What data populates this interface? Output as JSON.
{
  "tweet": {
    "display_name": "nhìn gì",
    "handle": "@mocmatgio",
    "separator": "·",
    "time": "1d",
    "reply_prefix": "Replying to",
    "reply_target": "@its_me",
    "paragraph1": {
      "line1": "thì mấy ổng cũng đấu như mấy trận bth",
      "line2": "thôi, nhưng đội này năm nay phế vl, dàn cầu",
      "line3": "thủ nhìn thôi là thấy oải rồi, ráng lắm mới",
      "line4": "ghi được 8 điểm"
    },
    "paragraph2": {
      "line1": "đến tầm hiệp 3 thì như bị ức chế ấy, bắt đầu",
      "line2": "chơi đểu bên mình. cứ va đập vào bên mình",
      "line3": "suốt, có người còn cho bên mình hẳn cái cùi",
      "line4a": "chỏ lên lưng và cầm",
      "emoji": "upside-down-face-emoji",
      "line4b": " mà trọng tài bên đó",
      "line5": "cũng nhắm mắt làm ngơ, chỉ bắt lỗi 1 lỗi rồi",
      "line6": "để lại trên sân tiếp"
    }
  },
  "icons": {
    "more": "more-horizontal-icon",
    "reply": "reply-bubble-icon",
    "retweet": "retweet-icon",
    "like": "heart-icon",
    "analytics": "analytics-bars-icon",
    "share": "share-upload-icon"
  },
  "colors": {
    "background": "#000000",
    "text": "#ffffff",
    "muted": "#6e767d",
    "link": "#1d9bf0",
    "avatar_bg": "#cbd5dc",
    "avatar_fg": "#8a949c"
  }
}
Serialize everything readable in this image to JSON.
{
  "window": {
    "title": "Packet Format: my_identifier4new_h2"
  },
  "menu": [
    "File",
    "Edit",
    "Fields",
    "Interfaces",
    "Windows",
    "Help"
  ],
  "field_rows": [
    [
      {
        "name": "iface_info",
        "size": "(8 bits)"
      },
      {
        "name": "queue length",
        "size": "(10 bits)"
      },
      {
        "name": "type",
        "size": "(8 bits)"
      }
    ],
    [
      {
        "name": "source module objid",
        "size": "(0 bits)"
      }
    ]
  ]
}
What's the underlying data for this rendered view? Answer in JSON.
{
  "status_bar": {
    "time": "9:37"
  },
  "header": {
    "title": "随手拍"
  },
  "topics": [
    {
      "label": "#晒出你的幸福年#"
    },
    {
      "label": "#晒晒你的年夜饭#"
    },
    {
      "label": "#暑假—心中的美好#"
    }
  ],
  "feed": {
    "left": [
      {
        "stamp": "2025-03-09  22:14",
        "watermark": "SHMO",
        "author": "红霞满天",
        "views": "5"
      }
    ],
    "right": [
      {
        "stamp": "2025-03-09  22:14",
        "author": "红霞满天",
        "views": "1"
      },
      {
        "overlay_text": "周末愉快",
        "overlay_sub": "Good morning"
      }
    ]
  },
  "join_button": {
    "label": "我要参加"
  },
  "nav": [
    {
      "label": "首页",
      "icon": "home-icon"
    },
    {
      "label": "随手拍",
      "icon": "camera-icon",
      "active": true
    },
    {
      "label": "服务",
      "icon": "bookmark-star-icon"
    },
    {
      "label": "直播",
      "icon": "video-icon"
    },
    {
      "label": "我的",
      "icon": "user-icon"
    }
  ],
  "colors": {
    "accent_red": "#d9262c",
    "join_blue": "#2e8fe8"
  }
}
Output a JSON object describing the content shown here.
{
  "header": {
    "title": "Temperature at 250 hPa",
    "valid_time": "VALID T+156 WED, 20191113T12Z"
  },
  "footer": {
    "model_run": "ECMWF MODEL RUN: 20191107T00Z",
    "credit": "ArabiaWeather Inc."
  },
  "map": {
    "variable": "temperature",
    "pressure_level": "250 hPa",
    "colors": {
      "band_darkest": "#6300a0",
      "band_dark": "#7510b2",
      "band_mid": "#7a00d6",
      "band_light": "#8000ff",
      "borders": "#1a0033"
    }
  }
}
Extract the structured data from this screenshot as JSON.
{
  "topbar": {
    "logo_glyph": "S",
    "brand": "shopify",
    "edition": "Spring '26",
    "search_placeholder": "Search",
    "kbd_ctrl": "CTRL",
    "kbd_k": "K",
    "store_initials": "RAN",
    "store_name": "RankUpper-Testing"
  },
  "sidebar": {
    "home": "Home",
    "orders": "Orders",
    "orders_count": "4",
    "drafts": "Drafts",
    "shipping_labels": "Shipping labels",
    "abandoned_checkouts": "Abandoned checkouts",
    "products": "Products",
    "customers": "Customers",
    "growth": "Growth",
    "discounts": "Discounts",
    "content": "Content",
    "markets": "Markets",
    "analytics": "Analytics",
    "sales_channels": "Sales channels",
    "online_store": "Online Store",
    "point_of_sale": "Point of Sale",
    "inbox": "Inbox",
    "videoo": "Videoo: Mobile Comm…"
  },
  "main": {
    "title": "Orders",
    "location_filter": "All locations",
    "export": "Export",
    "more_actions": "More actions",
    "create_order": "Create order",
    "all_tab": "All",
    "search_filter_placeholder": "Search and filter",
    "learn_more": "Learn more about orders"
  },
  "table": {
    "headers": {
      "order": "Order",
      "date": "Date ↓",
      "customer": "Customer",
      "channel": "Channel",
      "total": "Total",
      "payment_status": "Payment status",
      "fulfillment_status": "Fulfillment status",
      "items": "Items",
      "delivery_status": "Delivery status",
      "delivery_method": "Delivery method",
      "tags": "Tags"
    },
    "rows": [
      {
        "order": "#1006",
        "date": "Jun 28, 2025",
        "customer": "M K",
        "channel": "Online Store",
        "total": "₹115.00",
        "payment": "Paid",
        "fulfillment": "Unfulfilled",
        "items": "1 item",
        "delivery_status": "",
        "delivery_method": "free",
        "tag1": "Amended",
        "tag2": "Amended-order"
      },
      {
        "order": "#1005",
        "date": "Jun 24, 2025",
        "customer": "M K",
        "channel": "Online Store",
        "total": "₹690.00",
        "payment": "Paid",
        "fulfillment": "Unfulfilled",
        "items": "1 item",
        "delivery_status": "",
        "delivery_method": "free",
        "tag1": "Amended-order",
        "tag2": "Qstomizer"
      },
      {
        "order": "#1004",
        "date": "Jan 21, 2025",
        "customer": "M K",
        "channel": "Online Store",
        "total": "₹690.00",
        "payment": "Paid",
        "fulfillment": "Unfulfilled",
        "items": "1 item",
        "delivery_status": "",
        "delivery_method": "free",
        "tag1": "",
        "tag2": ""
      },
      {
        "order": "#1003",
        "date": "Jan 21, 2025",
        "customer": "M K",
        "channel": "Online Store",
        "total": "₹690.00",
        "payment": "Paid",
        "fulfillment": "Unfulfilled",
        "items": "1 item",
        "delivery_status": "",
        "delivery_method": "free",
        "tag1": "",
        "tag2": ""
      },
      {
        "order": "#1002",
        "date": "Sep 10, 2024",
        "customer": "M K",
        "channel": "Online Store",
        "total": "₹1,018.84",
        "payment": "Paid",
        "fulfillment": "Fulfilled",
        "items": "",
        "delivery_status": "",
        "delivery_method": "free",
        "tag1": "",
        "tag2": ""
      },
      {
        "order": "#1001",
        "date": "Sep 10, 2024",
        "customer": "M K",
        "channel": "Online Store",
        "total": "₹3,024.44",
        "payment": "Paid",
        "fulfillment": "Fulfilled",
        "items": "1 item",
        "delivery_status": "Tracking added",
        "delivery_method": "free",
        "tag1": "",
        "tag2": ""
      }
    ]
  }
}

• _Written task_
Copy the data above in full, character for character.

• _Solution to this task_
What data populates this interface? Output as JSON.
{
  "tweet": {
    "display_name": "nhìn gì",
    "handle": "@mocmatgio",
    "separator": "·",
    "time": "1d",
    "reply_prefix": "Replying to",
    "reply_target": "@its_me",
    "paragraph1": {
      "line1": "thì mấy ổng cũng đấu như mấy trận bth",
      "line2": "thôi, nhưng đội này năm nay phế vl, dàn cầu",
      "line3": "thủ nhìn thôi là thấy oải rồi, ráng lắm mới",
      "line4": "ghi được 8 điểm"
    },
    "paragraph2": {
      "line1": "đến tầm hiệp 3 thì như bị ức chế ấy, bắt đầu",
      "line2": "chơi đểu bên mình. cứ va đập vào bên mình",
      "line3": "suốt, có người còn cho bên mình hẳn cái cùi",
      "line4a": "chỏ lên lưng và cầm",
      "emoji": "upside-down-face-emoji",
      "line4b": " mà trọng tài bên đó",
      "line5": "cũng nhắm mắt làm ngơ, chỉ bắt lỗi 1 lỗi rồi",
      "line6": "để lại trên sân tiếp"
    }
  },
  "icons": {
    "more": "more-horizontal-icon",
    "reply": "reply-bubble-icon",
    "retweet": "retweet-icon",
    "like": "heart-icon",
    "analytics": "analytics-bars-icon",
    "share": "share-upload-icon"
  },
  "colors": {
    "background": "#000000",
    "text": "#ffffff",
    "muted": "#6e767d",
    "link": "#1d9bf0",
    "avatar_bg": "#cbd5dc",
    "avatar_fg": "#8a949c"
  }
}
Serialize everything readable in this image to JSON.
{
  "window": {
    "title": "Packet Format: my_identifier4new_h2"
  },
  "menu": [
    "File",
    "Edit",
    "Fields",
    "Interfaces",
    "Windows",
    "Help"
  ],
  "field_rows": [
    [
      {
        "name": "iface_info",
        "size": "(8 bits)"
      },
      {
        "name": "queue length",
        "size": "(10 bits)"
      },
      {
        "name": "type",
        "size": "(8 bits)"
      }
    ],
    [
      {
        "name": "source module objid",
        "size": "(0 bits)"
      }
    ]
  ]
}
What's the underlying data for this rendered view? Answer in JSON.
{
  "status_bar": {
    "time": "9:37"
  },
  "header": {
    "title": "随手拍"
  },
  "topics": [
    {
      "label": "#晒出你的幸福年#"
    },
    {
      "label": "#晒晒你的年夜饭#"
    },
    {
      "label": "#暑假—心中的美好#"
    }
  ],
  "feed": {
    "left": [
      {
        "stamp": "2025-03-09  22:14",
        "watermark": "SHMO",
        "author": "红霞满天",
        "views": "5"
      }
    ],
    "right": [
      {
        "stamp": "2025-03-09  22:14",
        "author": "红霞满天",
        "views": "1"
      },
      {
        "overlay_text": "周末愉快",
        "overlay_sub": "Good morning"
      }
    ]
  },
  "join_button": {
    "label": "我要参加"
  },
  "nav": [
    {
      "label": "首页",
      "icon": "home-icon"
    },
    {
      "label": "随手拍",
      "icon": "camera-icon",
      "active": true
    },
    {
      "label": "服务",
      "icon": "bookmark-star-icon"
    },
    {
      "label": "直播",
      "icon": "video-icon"
    },
    {
      "label": "我的",
      "icon": "user-icon"
    }
  ],
  "colors": {
    "accent_red": "#d9262c",
    "join_blue": "#2e8fe8"
  }
}
Output a JSON object describing the content shown here.
{
  "header": {
    "title": "Temperature at 250 hPa",
    "valid_time": "VALID T+156 WED, 20191113T12Z"
  },
  "footer": {
    "model_run": "ECMWF MODEL RUN: 20191107T00Z",
    "credit": "ArabiaWeather Inc."
  },
  "map": {
    "variable": "temperature",
    "pressure_level": "250 hPa",
    "colors": {
      "band_darkest": "#6300a0",
      "band_dark": "#7510b2",
      "band_mid": "#7a00d6",
      "band_light": "#8000ff",
      "borders": "#1a0033"
    }
  }
}
Extract the structured data from this screenshot as JSON.
{
  "topbar": {
    "logo_glyph": "S",
    "brand": "shopify",
    "edition": "Spring '26",
    "search_placeholder": "Search",
    "kbd_ctrl": "CTRL",
    "kbd_k": "K",
    "store_initials": "RAN",
    "store_name": "RankUpper-Testing"
  },
  "sidebar": {
    "home": "Home",
    "orders": "Orders",
    "orders_count": "4",
    "drafts": "Drafts",
    "shipping_labels": "Shipping labels",
    "abandoned_checkouts": "Abandoned checkouts",
    "products": "Products",
    "customers": "Customers",
    "growth": "Growth",
    "discounts": "Discounts",
    "content": "Content",
    "markets": "Markets",
    "analytics": "Analytics",
    "sales_channels": "Sales channels",
    "online_store": "Online Store",
    "point_of_sale": "Point of Sale",
    "inbox": "Inbox",
    "videoo": "Videoo: Mobile Comm…"
  },
  "main": {
    "title": "Orders",
    "location_filter": "All locations",
    "export": "Export",
    "more_actions": "More actions",
    "create_order": "Create order",
    "all_tab": "All",
    "search_filter_placeholder": "Search and filter",
    "learn_more": "Learn more about orders"
  },
  "table": {
    "headers": {
      "order": "Order",
      "date": "Date ↓",
      "customer": "Customer",
      "channel": "Channel",
      "total": "Total",
      "payment_status": "Payment status",
      "fulfillment_status": "Fulfillment status",
      "items": "Items",
      "delivery_status": "Delivery status",
      "delivery_method": "Delivery method",
      "tags": "Tags"
    },
    "rows": [
      {
        "order": "#1006",
        "date": "Jun 28, 2025",
        "customer": "M K",
        "channel": "Online Store",
        "total": "₹115.00",
        "payment": "Paid",
        "fulfillment": "Unfulfilled",
        "items": "1 item",
        "delivery_status": "",
        "delivery_method": "free",
        "tag1": "Amended",
        "tag2": "Amended-order"
      },
      {
        "order": "#1005",
        "date": "Jun 24, 2025",
        "customer": "M K",
        "channel": "Online Store",
        "total": "₹690.00",
        "payment": "Paid",
        "fulfillment": "Unfulfilled",
        "items": "1 item",
        "delivery_status": "",
        "delivery_method": "free",
        "tag1": "Amended-order",
        "tag2": "Qstomizer"
      },
      {
        "order": "#1004",
        "date": "Jan 21, 2025",
        "customer": "M K",
        "channel": "Online Store",
        "total": "₹690.00",
        "payment": "Paid",
        "fulfillment": "Unfulfilled",
        "items": "1 item",
        "delivery_status": "",
        "delivery_method": "free",
        "tag1": "",
        "tag2": ""
      },
      {
        "order": "#1003",
        "date": "Jan 21, 2025",
        "customer": "M K",
        "channel": "Online Store",
        "total": "₹690.00",
        "payment": "Paid",
        "fulfillment": "Unfulfilled",
        "items": "1 item",
        "delivery_status": "",
        "delivery_method": "free",
        "tag1": "",
        "tag2": ""
      },
      {
        "order": "#1002",
        "date": "Sep 10, 2024",
        "customer": "M K",
        "channel": "Online Store",
        "total": "₹1,018.84",
        "payment": "Paid",
        "fulfillment": "Fulfilled",
        "items": "",
        "delivery_status": "",
        "delivery_method": "free",
        "tag1": "",
        "tag2": ""
      },
      {
        "order": "#1001",
        "date": "Sep 10, 2024",
        "customer": "M K",
        "channel": "Online Store",
        "total": "₹3,024.44",
        "payment": "Paid",
        "fulfillment": "Fulfilled",
        "items": "1 item",
        "delivery_status": "Tracking added",
        "delivery_method": "free",
        "tag1": "",
        "tag2": ""
      }
    ]
  }
}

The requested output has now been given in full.